To be done:
Copy all lines holding the word "Random" from the entries.

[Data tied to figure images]
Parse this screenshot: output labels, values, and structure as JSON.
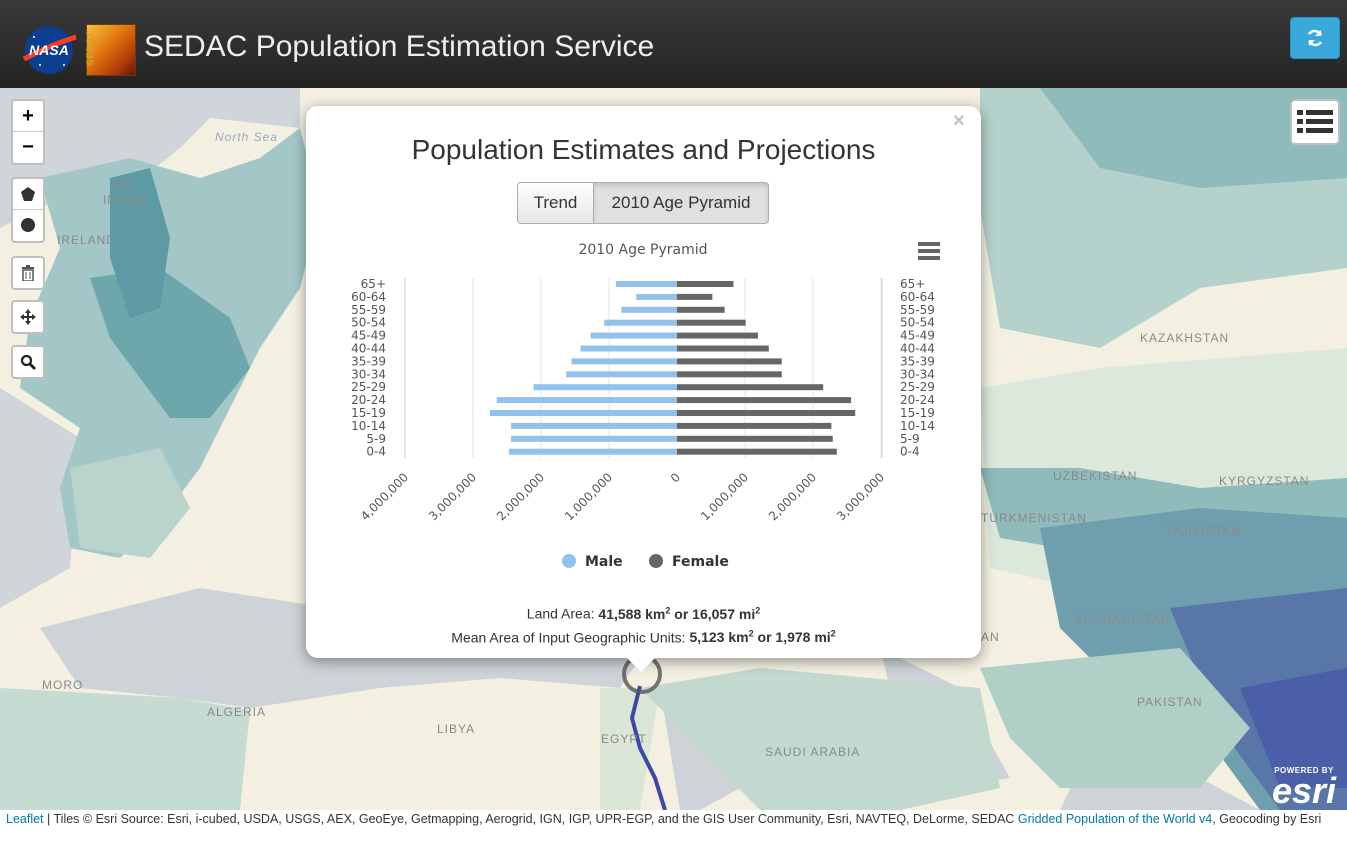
{
  "header": {
    "title": "SEDAC Population Estimation Service",
    "nasa_logo_text": "NASA",
    "sedac_logo_text": "SEDAC",
    "refresh_icon": "refresh-icon"
  },
  "map_controls": {
    "zoom_in": "+",
    "zoom_out": "−",
    "draw_polygon_icon": "polygon-icon",
    "draw_circle_icon": "circle-icon",
    "delete_icon": "trash-icon",
    "edit_icon": "move-icon",
    "search_icon": "search-icon",
    "layers_icon": "list-icon"
  },
  "map_labels": {
    "north_sea": "North Sea",
    "uk_fragment": "UN",
    "ingdo": "INGDO",
    "ireland": "IRELAND",
    "kazakhstan": "KAZAKHSTAN",
    "uzbekistan": "UZBEKISTAN",
    "kyrgyzstan": "KYRGYZSTAN",
    "turkmenistan": "TURKMENISTAN",
    "tajikistan": "TAJIKISTAN",
    "afghanistan": "AFGHANISTAN",
    "pakistan": "PAKISTAN",
    "morocco_fragment": "MORO",
    "algeria": "ALGERIA",
    "libya": "LIBYA",
    "egypt": "EGYPT",
    "saudi_arabia": "SAUDI ARABIA",
    "an_fragment": "AN"
  },
  "popup": {
    "close": "×",
    "title": "Population Estimates and Projections",
    "tabs": [
      {
        "label": "Trend",
        "active": false
      },
      {
        "label": "2010 Age Pyramid",
        "active": true
      }
    ],
    "land_area_label": "Land Area: ",
    "land_area_km": "41,588 km",
    "land_area_or": " or 16,057 mi",
    "mean_area_label": "Mean Area of Input Geographic Units: ",
    "mean_area_km": "5,123 km",
    "mean_area_or": " or 1,978 mi",
    "superscript": "2"
  },
  "chart_data": {
    "type": "bar",
    "orientation": "horizontal-pyramid",
    "title": "2010 Age Pyramid",
    "categories": [
      "65+",
      "60-64",
      "55-59",
      "50-54",
      "45-49",
      "40-44",
      "35-39",
      "30-34",
      "25-29",
      "20-24",
      "15-19",
      "10-14",
      "5-9",
      "0-4"
    ],
    "series": [
      {
        "name": "Male",
        "color": "#92c1ec",
        "values": [
          900000,
          600000,
          820000,
          1070000,
          1270000,
          1420000,
          1550000,
          1630000,
          2110000,
          2650000,
          2750000,
          2440000,
          2440000,
          2470000
        ]
      },
      {
        "name": "Female",
        "color": "#666666",
        "values": [
          830000,
          520000,
          700000,
          1010000,
          1190000,
          1350000,
          1540000,
          1540000,
          2150000,
          2560000,
          2620000,
          2270000,
          2290000,
          2350000
        ]
      }
    ],
    "x_ticks_left": [
      "4,000,000",
      "3,000,000",
      "2,000,000",
      "1,000,000",
      "0"
    ],
    "x_ticks_right": [
      "1,000,000",
      "2,000,000",
      "3,000,000"
    ],
    "xlim_left": [
      0,
      4000000
    ],
    "xlim_right": [
      0,
      3000000
    ],
    "legend": [
      "Male",
      "Female"
    ],
    "legend_position": "bottom",
    "grid": true
  },
  "attribution": {
    "leaflet": "Leaflet",
    "text": " | Tiles © Esri Source: Esri, i-cubed, USDA, USGS, AEX, GeoEye, Getmapping, Aerogrid, IGN, IGP, UPR-EGP, and the GIS User Community, Esri, NAVTEQ, DeLorme, SEDAC ",
    "gpw_link": "Gridded Population of the World v4",
    "text2": ", Geocoding by Esri"
  },
  "esri": {
    "powered_by": "POWERED BY",
    "logo": "esri"
  }
}
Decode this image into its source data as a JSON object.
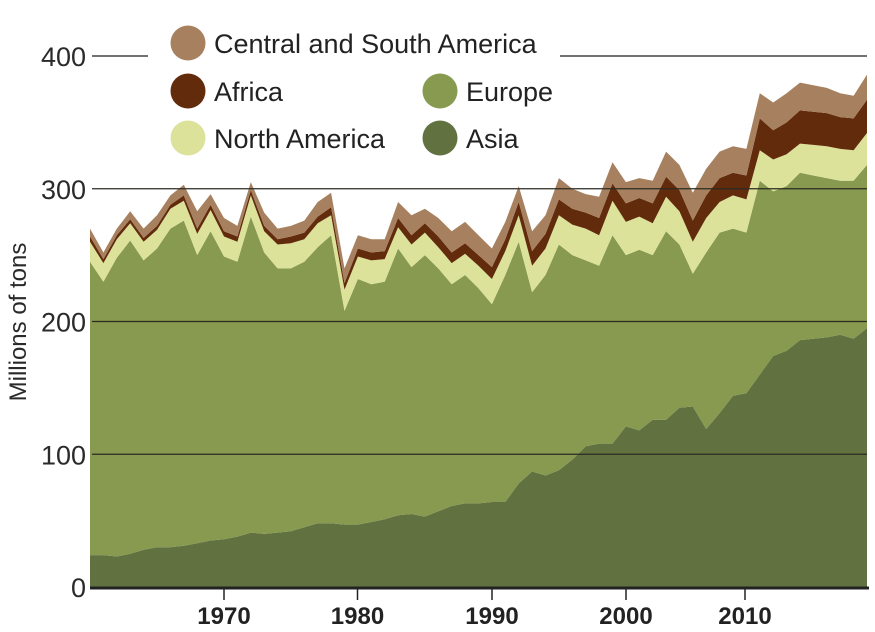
{
  "chart_data": {
    "type": "area",
    "stacked": true,
    "title": "",
    "xlabel": "",
    "ylabel": "Millions of tons",
    "xlim": [
      1960,
      2018
    ],
    "ylim": [
      0,
      400
    ],
    "yticks": [
      0,
      100,
      200,
      300,
      400
    ],
    "ytick_labels": [
      "0",
      "100",
      "200",
      "300",
      "400"
    ],
    "xticks": [
      1970,
      1980,
      1990,
      2000,
      2010
    ],
    "xtick_labels": [
      "1970",
      "1980",
      "1990",
      "2000",
      "2010"
    ],
    "grid": true,
    "legend_position": "top",
    "x": [
      1960,
      1961,
      1962,
      1963,
      1964,
      1965,
      1966,
      1967,
      1968,
      1969,
      1970,
      1971,
      1972,
      1973,
      1974,
      1975,
      1976,
      1977,
      1978,
      1979,
      1980,
      1981,
      1982,
      1983,
      1984,
      1985,
      1986,
      1987,
      1988,
      1989,
      1990,
      1991,
      1992,
      1993,
      1994,
      1995,
      1996,
      1997,
      1998,
      1999,
      2000,
      2001,
      2002,
      2003,
      2004,
      2005,
      2006,
      2007,
      2008,
      2009,
      2010,
      2011,
      2012,
      2013,
      2014,
      2015,
      2016,
      2017,
      2018
    ],
    "series": [
      {
        "name": "Asia",
        "color": "#617140",
        "values": [
          24,
          24,
          23,
          25,
          28,
          30,
          30,
          31,
          33,
          35,
          36,
          38,
          41,
          40,
          41,
          42,
          45,
          48,
          48,
          47,
          47,
          49,
          51,
          54,
          55,
          53,
          57,
          61,
          63,
          63,
          64,
          64,
          78,
          87,
          84,
          88,
          96,
          106,
          108,
          108,
          121,
          118,
          126,
          126,
          135,
          136,
          119,
          131,
          144,
          146,
          160,
          174,
          178,
          186,
          187,
          188,
          190,
          187,
          195
        ]
      },
      {
        "name": "Europe",
        "color": "#879a4f",
        "values": [
          221,
          206,
          225,
          236,
          218,
          225,
          240,
          245,
          217,
          233,
          213,
          207,
          238,
          212,
          199,
          198,
          200,
          208,
          217,
          161,
          185,
          179,
          179,
          201,
          186,
          197,
          183,
          167,
          172,
          162,
          149,
          171,
          182,
          135,
          151,
          170,
          154,
          140,
          134,
          157,
          129,
          136,
          124,
          142,
          123,
          100,
          133,
          136,
          126,
          121,
          146,
          124,
          124,
          126,
          123,
          120,
          116,
          119,
          123
        ]
      },
      {
        "name": "North America",
        "color": "#dde29b",
        "values": [
          15,
          14,
          14,
          13,
          14,
          14,
          15,
          15,
          16,
          16,
          15,
          15,
          16,
          16,
          18,
          19,
          17,
          18,
          15,
          16,
          17,
          18,
          17,
          16,
          17,
          17,
          16,
          16,
          16,
          17,
          19,
          18,
          20,
          20,
          20,
          22,
          23,
          24,
          23,
          26,
          25,
          25,
          24,
          26,
          25,
          24,
          26,
          23,
          25,
          25,
          23,
          24,
          24,
          22,
          23,
          24,
          24,
          23,
          24
        ]
      },
      {
        "name": "Africa",
        "color": "#622b0c",
        "values": [
          4,
          3,
          3,
          3,
          3,
          3,
          3,
          4,
          4,
          4,
          4,
          4,
          4,
          4,
          4,
          5,
          5,
          5,
          6,
          5,
          6,
          6,
          6,
          7,
          7,
          7,
          8,
          8,
          8,
          8,
          9,
          9,
          10,
          11,
          11,
          12,
          12,
          12,
          13,
          13,
          14,
          14,
          15,
          15,
          16,
          16,
          17,
          18,
          17,
          18,
          24,
          22,
          24,
          25,
          25,
          25,
          24,
          24,
          25
        ]
      },
      {
        "name": "Central and South America",
        "color": "#a7815f",
        "values": [
          6,
          5,
          5,
          6,
          7,
          8,
          7,
          8,
          13,
          8,
          10,
          8,
          6,
          10,
          8,
          8,
          9,
          11,
          11,
          11,
          10,
          10,
          9,
          12,
          15,
          11,
          14,
          16,
          16,
          15,
          14,
          13,
          12,
          15,
          14,
          16,
          15,
          14,
          16,
          16,
          16,
          15,
          17,
          19,
          19,
          21,
          20,
          20,
          20,
          20,
          19,
          21,
          22,
          21,
          20,
          19,
          18,
          17,
          19
        ]
      }
    ],
    "legend": [
      "Central and South America",
      "Africa",
      "North America",
      "Europe",
      "Asia"
    ]
  }
}
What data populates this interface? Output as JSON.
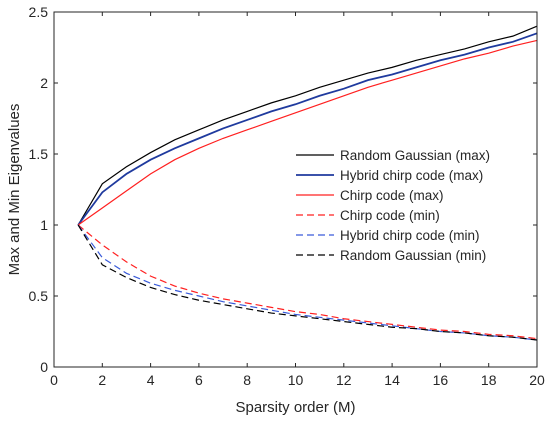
{
  "chart_data": {
    "type": "line",
    "title": "",
    "xlabel": "Sparsity order (M)",
    "ylabel": "Max and Min Eigenvalues",
    "xlim": [
      0,
      20
    ],
    "ylim": [
      0,
      2.5
    ],
    "xticks": [
      0,
      2,
      4,
      6,
      8,
      10,
      12,
      14,
      16,
      18,
      20
    ],
    "yticks": [
      0,
      0.5,
      1,
      1.5,
      2,
      2.5
    ],
    "xtick_labels": [
      "0",
      "2",
      "4",
      "6",
      "8",
      "10",
      "12",
      "14",
      "16",
      "18",
      "20"
    ],
    "ytick_labels": [
      "0",
      "0.5",
      "1",
      "1.5",
      "2",
      "2.5"
    ],
    "grid": false,
    "legend_position": "right-center",
    "x": [
      1,
      2,
      3,
      4,
      5,
      6,
      7,
      8,
      9,
      10,
      11,
      12,
      13,
      14,
      15,
      16,
      17,
      18,
      19,
      20
    ],
    "series": [
      {
        "name": "Random Gaussian (max)",
        "color": "#000000",
        "style": "solid",
        "values": [
          1.0,
          1.29,
          1.41,
          1.51,
          1.6,
          1.67,
          1.74,
          1.8,
          1.86,
          1.91,
          1.97,
          2.02,
          2.07,
          2.11,
          2.16,
          2.2,
          2.24,
          2.29,
          2.33,
          2.4
        ]
      },
      {
        "name": "Hybrid chirp code (max)",
        "color": "#1f3a9e",
        "style": "solid",
        "values": [
          1.0,
          1.23,
          1.36,
          1.46,
          1.54,
          1.61,
          1.68,
          1.74,
          1.8,
          1.85,
          1.91,
          1.96,
          2.02,
          2.06,
          2.11,
          2.16,
          2.2,
          2.25,
          2.29,
          2.35
        ]
      },
      {
        "name": "Chirp code (max)",
        "color": "#ff2020",
        "style": "solid",
        "values": [
          1.0,
          1.12,
          1.24,
          1.36,
          1.46,
          1.54,
          1.61,
          1.67,
          1.73,
          1.79,
          1.85,
          1.91,
          1.97,
          2.02,
          2.07,
          2.12,
          2.17,
          2.21,
          2.26,
          2.3
        ]
      },
      {
        "name": "Chirp code (min)",
        "color": "#ff2020",
        "style": "dashed",
        "values": [
          1.0,
          0.86,
          0.74,
          0.64,
          0.57,
          0.52,
          0.48,
          0.45,
          0.42,
          0.39,
          0.37,
          0.34,
          0.32,
          0.3,
          0.28,
          0.26,
          0.25,
          0.23,
          0.22,
          0.2
        ]
      },
      {
        "name": "Hybrid chirp code (min)",
        "color": "#3a5bd9",
        "style": "dashed",
        "values": [
          1.0,
          0.77,
          0.66,
          0.59,
          0.54,
          0.5,
          0.46,
          0.43,
          0.4,
          0.37,
          0.35,
          0.33,
          0.31,
          0.29,
          0.27,
          0.25,
          0.24,
          0.22,
          0.21,
          0.19
        ]
      },
      {
        "name": "Random Gaussian (min)",
        "color": "#000000",
        "style": "dashed",
        "values": [
          1.0,
          0.72,
          0.63,
          0.56,
          0.51,
          0.47,
          0.44,
          0.41,
          0.38,
          0.36,
          0.34,
          0.32,
          0.3,
          0.28,
          0.27,
          0.25,
          0.24,
          0.22,
          0.21,
          0.19
        ]
      }
    ]
  }
}
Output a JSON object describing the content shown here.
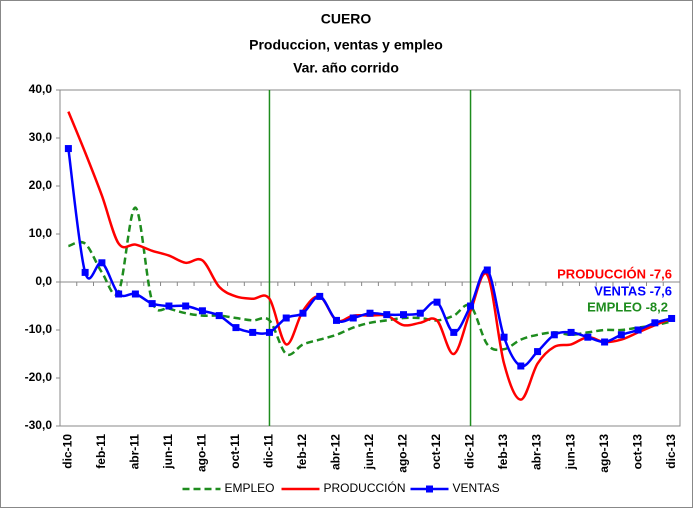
{
  "chart_data": {
    "type": "line",
    "title": "CUERO",
    "subtitle": [
      "Produccion, ventas y empleo",
      "Var. año corrido"
    ],
    "categories": [
      "dic-10",
      null,
      "feb-11",
      null,
      "abr-11",
      null,
      "jun-11",
      null,
      "ago-11",
      null,
      "oct-11",
      null,
      "dic-11",
      null,
      "feb-12",
      null,
      "abr-12",
      null,
      "jun-12",
      null,
      "ago-12",
      null,
      "oct-12",
      null,
      "dic-12",
      null,
      "feb-13",
      null,
      "abr-13",
      null,
      "jun-13",
      null,
      "ago-13",
      null,
      "oct-13",
      null,
      "dic-13"
    ],
    "series": [
      {
        "name": "EMPLEO",
        "color": "#1e8c1e",
        "style": "dashed",
        "marker": null,
        "values": [
          7.5,
          8,
          2,
          -2,
          15.5,
          -4,
          -5.5,
          -6.5,
          -7,
          -7,
          -7.5,
          -8,
          -8,
          -15,
          -13,
          -12,
          -11,
          -9.5,
          -8.5,
          -8,
          -7.5,
          -7.5,
          -8,
          -7,
          -5,
          -13,
          -14,
          -12,
          -11,
          -10.5,
          -11,
          -10.5,
          -10,
          -10,
          -9.5,
          -9,
          -8.2
        ]
      },
      {
        "name": "PRODUCCIÓN",
        "color": "#ff0000",
        "style": "solid",
        "marker": null,
        "values": [
          35.5,
          27,
          18,
          8,
          7.8,
          6.5,
          5.5,
          4,
          4.5,
          -1,
          -3,
          -3.5,
          -3.5,
          -13,
          -6,
          -3,
          -8,
          -7,
          -7,
          -7,
          -9,
          -8.5,
          -8,
          -15,
          -6,
          1.5,
          -17,
          -24.5,
          -17,
          -13.5,
          -13,
          -11.5,
          -12.5,
          -12,
          -10.5,
          -9,
          -7.6
        ]
      },
      {
        "name": "VENTAS",
        "color": "#0000ff",
        "style": "solid",
        "marker": "square",
        "values": [
          27.8,
          2,
          4,
          -2.5,
          -2.5,
          -4.5,
          -5,
          -5,
          -6,
          -7,
          -9.5,
          -10.5,
          -10.5,
          -7.5,
          -6.5,
          -3,
          -8,
          -7.5,
          -6.5,
          -6.8,
          -6.8,
          -6.5,
          -4.2,
          -10.5,
          -5,
          2.5,
          -11.5,
          -17.5,
          -14.5,
          -11,
          -10.5,
          -11.5,
          -12.5,
          -11,
          -10,
          -8.5,
          -7.6
        ]
      }
    ],
    "ylim": [
      -30,
      40
    ],
    "yticks": [
      {
        "value": -30,
        "label": "-30,0"
      },
      {
        "value": -20,
        "label": "-20,0"
      },
      {
        "value": -10,
        "label": "-10,0"
      },
      {
        "value": 0,
        "label": "0,0"
      },
      {
        "value": 10,
        "label": "10,0"
      },
      {
        "value": 20,
        "label": "20,0"
      },
      {
        "value": 30,
        "label": "30,0"
      },
      {
        "value": 40,
        "label": "40,0"
      }
    ],
    "grid": false,
    "vertical_lines_at": [
      "dic-11",
      "dic-12"
    ],
    "vertical_line_color": "#1e8c1e",
    "legend": "bottom",
    "annotations": [
      {
        "text": "PRODUCCIÓN -7,6",
        "color": "#ff0000"
      },
      {
        "text": "VENTAS -7,6",
        "color": "#0000ff"
      },
      {
        "text": "EMPLEO -8,2",
        "color": "#1e8c1e"
      }
    ]
  }
}
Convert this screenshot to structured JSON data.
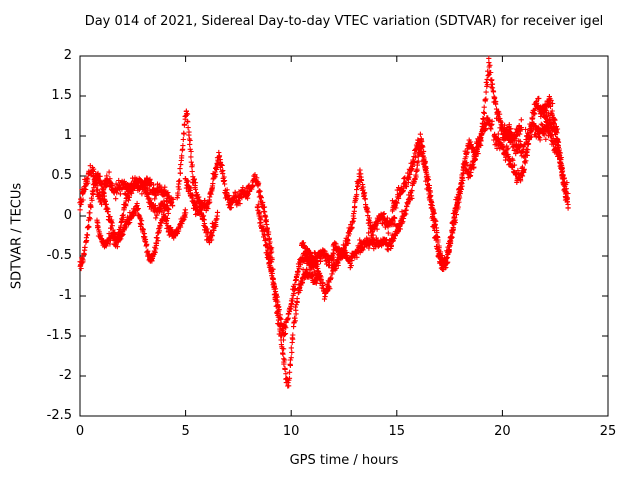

Answer to this problem:
        "name": "Random Gaussian (max)",
        "name": "Random Gaussian (min)",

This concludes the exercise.